Set out every line bearing the string "label".

:: DATASET ::
==*==

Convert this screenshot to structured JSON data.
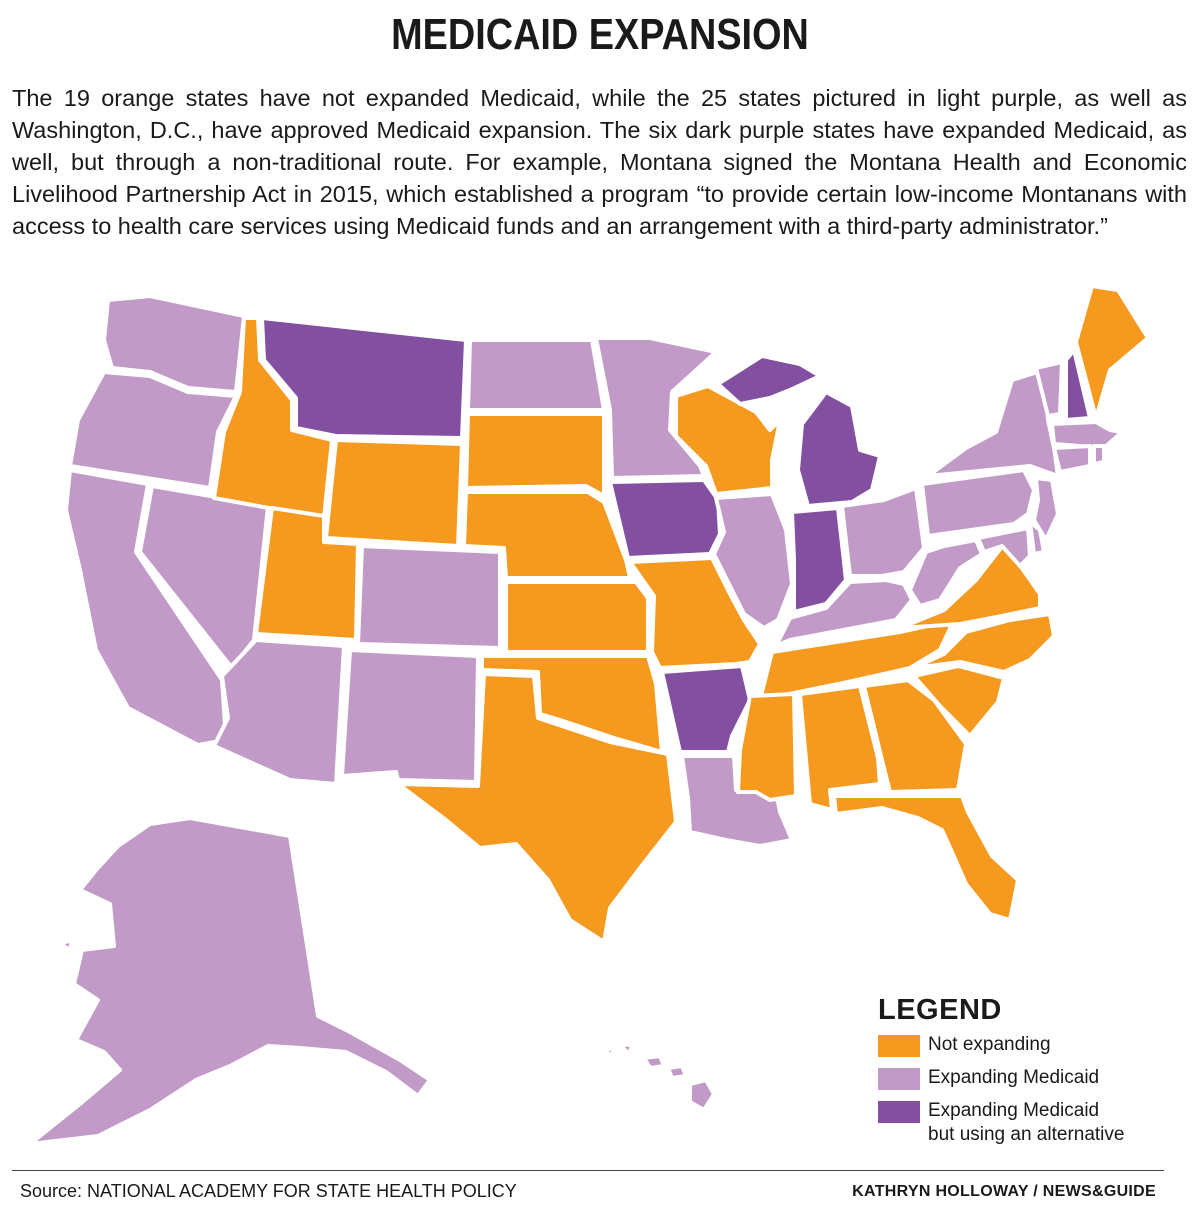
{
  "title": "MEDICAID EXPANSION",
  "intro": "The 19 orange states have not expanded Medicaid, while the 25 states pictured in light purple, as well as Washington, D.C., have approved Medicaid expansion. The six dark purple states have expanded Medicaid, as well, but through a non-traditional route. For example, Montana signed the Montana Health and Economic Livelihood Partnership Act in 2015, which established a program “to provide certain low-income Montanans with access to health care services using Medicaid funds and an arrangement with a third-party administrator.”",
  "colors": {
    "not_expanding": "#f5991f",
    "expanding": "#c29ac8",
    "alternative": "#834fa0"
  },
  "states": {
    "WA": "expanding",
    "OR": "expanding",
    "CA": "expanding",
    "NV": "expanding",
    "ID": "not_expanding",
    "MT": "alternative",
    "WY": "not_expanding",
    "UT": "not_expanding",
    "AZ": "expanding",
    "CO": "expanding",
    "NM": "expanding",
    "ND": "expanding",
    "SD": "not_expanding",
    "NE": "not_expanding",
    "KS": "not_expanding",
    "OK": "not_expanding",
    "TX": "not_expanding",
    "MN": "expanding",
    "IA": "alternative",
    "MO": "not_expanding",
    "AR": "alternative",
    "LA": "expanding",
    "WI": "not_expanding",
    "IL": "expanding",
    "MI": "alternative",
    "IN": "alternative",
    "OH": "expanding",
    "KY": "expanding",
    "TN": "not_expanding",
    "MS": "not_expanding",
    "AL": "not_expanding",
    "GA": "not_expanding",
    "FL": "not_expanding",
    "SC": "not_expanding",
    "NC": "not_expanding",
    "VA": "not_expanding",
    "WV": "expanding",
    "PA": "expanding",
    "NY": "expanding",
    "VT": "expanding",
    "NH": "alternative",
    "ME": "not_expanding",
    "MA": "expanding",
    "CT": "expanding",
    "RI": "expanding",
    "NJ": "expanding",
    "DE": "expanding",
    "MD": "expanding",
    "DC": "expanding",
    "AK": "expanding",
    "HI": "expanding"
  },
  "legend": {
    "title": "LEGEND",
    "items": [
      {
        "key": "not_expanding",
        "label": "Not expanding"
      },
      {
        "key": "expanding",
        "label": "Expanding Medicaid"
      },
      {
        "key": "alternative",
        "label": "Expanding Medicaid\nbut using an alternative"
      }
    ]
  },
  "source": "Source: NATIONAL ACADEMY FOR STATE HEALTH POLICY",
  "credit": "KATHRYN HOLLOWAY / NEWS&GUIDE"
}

==*==

:: THE REPLY ::
        "label": "Not expanding"
        "label": "Expanding Medicaid"
        "label": "Expanding Medicaid\nbut using an alternative"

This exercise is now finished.